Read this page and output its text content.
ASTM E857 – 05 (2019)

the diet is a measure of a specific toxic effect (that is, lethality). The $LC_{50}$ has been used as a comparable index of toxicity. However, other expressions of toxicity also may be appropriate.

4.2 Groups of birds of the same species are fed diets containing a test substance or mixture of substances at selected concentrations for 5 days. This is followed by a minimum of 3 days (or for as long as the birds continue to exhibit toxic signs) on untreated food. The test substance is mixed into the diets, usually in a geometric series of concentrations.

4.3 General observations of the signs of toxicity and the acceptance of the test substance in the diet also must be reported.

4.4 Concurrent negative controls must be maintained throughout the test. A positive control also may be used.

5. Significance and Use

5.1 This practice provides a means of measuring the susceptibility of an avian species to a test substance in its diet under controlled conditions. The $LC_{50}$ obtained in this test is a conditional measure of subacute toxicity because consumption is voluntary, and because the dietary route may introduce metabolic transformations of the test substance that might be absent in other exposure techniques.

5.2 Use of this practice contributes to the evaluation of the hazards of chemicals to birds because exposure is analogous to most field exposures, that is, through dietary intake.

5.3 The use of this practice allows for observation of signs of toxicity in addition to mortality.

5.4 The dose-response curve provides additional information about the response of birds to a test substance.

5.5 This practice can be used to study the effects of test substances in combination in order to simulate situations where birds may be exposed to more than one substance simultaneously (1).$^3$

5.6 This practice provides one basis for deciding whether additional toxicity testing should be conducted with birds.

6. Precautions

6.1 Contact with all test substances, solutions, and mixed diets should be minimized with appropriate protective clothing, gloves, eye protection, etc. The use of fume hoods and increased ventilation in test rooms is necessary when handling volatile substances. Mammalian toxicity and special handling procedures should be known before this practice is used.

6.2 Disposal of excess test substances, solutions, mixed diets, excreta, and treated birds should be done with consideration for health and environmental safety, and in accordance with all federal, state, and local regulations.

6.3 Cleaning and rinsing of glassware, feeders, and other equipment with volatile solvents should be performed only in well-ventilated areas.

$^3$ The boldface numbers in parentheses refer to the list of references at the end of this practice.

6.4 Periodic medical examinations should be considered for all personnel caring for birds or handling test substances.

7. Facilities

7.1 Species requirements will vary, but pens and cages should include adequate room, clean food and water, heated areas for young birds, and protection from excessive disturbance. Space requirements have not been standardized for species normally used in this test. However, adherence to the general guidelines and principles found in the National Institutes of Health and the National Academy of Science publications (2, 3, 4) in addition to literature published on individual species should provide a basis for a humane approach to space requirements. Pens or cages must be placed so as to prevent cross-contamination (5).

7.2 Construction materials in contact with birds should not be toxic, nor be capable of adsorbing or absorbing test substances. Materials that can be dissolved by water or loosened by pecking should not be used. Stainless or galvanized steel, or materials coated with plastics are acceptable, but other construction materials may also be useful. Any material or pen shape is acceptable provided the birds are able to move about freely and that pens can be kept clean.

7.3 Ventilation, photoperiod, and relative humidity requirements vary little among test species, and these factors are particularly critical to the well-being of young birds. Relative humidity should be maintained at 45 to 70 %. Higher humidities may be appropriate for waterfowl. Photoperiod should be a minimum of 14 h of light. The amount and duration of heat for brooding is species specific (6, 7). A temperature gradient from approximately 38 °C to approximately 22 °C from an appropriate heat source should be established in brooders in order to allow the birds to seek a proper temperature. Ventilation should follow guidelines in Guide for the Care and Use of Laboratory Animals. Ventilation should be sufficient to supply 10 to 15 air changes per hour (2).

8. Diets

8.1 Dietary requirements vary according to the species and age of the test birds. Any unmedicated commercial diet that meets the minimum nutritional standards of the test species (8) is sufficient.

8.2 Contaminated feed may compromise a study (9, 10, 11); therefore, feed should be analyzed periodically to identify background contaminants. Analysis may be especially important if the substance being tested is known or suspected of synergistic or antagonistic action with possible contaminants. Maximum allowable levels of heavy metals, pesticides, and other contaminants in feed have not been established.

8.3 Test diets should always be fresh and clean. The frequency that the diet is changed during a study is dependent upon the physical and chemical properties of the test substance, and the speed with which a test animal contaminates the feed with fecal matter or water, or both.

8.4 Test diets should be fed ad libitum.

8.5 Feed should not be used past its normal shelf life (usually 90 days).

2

━━━━━━━━

Every line above should be printed again exactly as it stands.

Read this page and output its text content.
ASTM E857 – 05 (2019)

the diet is a measure of a specific toxic effect (that is, lethality). The $LC_{50}$ has been used as a comparable index of toxicity. However, other expressions of toxicity also may be appropriate.

4.2 Groups of birds of the same species are fed diets containing a test substance or mixture of substances at selected concentrations for 5 days. This is followed by a minimum of 3 days (or for as long as the birds continue to exhibit toxic signs) on untreated food. The test substance is mixed into the diets, usually in a geometric series of concentrations.

4.3 General observations of the signs of toxicity and the acceptance of the test substance in the diet also must be reported.

4.4 Concurrent negative controls must be maintained throughout the test. A positive control also may be used.

5. Significance and Use

5.1 This practice provides a means of measuring the susceptibility of an avian species to a test substance in its diet under controlled conditions. The $LC_{50}$ obtained in this test is a conditional measure of subacute toxicity because consumption is voluntary, and because the dietary route may introduce metabolic transformations of the test substance that might be absent in other exposure techniques.

5.2 Use of this practice contributes to the evaluation of the hazards of chemicals to birds because exposure is analogous to most field exposures, that is, through dietary intake.

5.3 The use of this practice allows for observation of signs of toxicity in addition to mortality.

5.4 The dose-response curve provides additional information about the response of birds to a test substance.

5.5 This practice can be used to study the effects of test substances in combination in order to simulate situations where birds may be exposed to more than one substance simultaneously (1).$^3$

5.6 This practice provides one basis for deciding whether additional toxicity testing should be conducted with birds.

6. Precautions

6.1 Contact with all test substances, solutions, and mixed diets should be minimized with appropriate protective clothing, gloves, eye protection, etc. The use of fume hoods and increased ventilation in test rooms is necessary when handling volatile substances. Mammalian toxicity and special handling procedures should be known before this practice is used.

6.2 Disposal of excess test substances, solutions, mixed diets, excreta, and treated birds should be done with consideration for health and environmental safety, and in accordance with all federal, state, and local regulations.

6.3 Cleaning and rinsing of glassware, feeders, and other equipment with volatile solvents should be performed only in well-ventilated areas.

$^3$ The boldface numbers in parentheses refer to the list of references at the end of this practice.

6.4 Periodic medical examinations should be considered for all personnel caring for birds or handling test substances.

7. Facilities

7.1 Species requirements will vary, but pens and cages should include adequate room, clean food and water, heated areas for young birds, and protection from excessive disturbance. Space requirements have not been standardized for species normally used in this test. However, adherence to the general guidelines and principles found in the National Institutes of Health and the National Academy of Science publications (2, 3, 4) in addition to literature published on individual species should provide a basis for a humane approach to space requirements. Pens or cages must be placed so as to prevent cross-contamination (5).

7.2 Construction materials in contact with birds should not be toxic, nor be capable of adsorbing or absorbing test substances. Materials that can be dissolved by water or loosened by pecking should not be used. Stainless or galvanized steel, or materials coated with plastics are acceptable, but other construction materials may also be useful. Any material or pen shape is acceptable provided the birds are able to move about freely and that pens can be kept clean.

7.3 Ventilation, photoperiod, and relative humidity requirements vary little among test species, and these factors are particularly critical to the well-being of young birds. Relative humidity should be maintained at 45 to 70 %. Higher humidities may be appropriate for waterfowl. Photoperiod should be a minimum of 14 h of light. The amount and duration of heat for brooding is species specific (6, 7). A temperature gradient from approximately 38 °C to approximately 22 °C from an appropriate heat source should be established in brooders in order to allow the birds to seek a proper temperature. Ventilation should follow guidelines in Guide for the Care and Use of Laboratory Animals. Ventilation should be sufficient to supply 10 to 15 air changes per hour (2).

8. Diets

8.1 Dietary requirements vary according to the species and age of the test birds. Any unmedicated commercial diet that meets the minimum nutritional standards of the test species (8) is sufficient.

8.2 Contaminated feed may compromise a study (9, 10, 11); therefore, feed should be analyzed periodically to identify background contaminants. Analysis may be especially important if the substance being tested is known or suspected of synergistic or antagonistic action with possible contaminants. Maximum allowable levels of heavy metals, pesticides, and other contaminants in feed have not been established.

8.3 Test diets should always be fresh and clean. The frequency that the diet is changed during a study is dependent upon the physical and chemical properties of the test substance, and the speed with which a test animal contaminates the feed with fecal matter or water, or both.

8.4 Test diets should be fed ad libitum.

8.5 Feed should not be used past its normal shelf life (usually 90 days).

2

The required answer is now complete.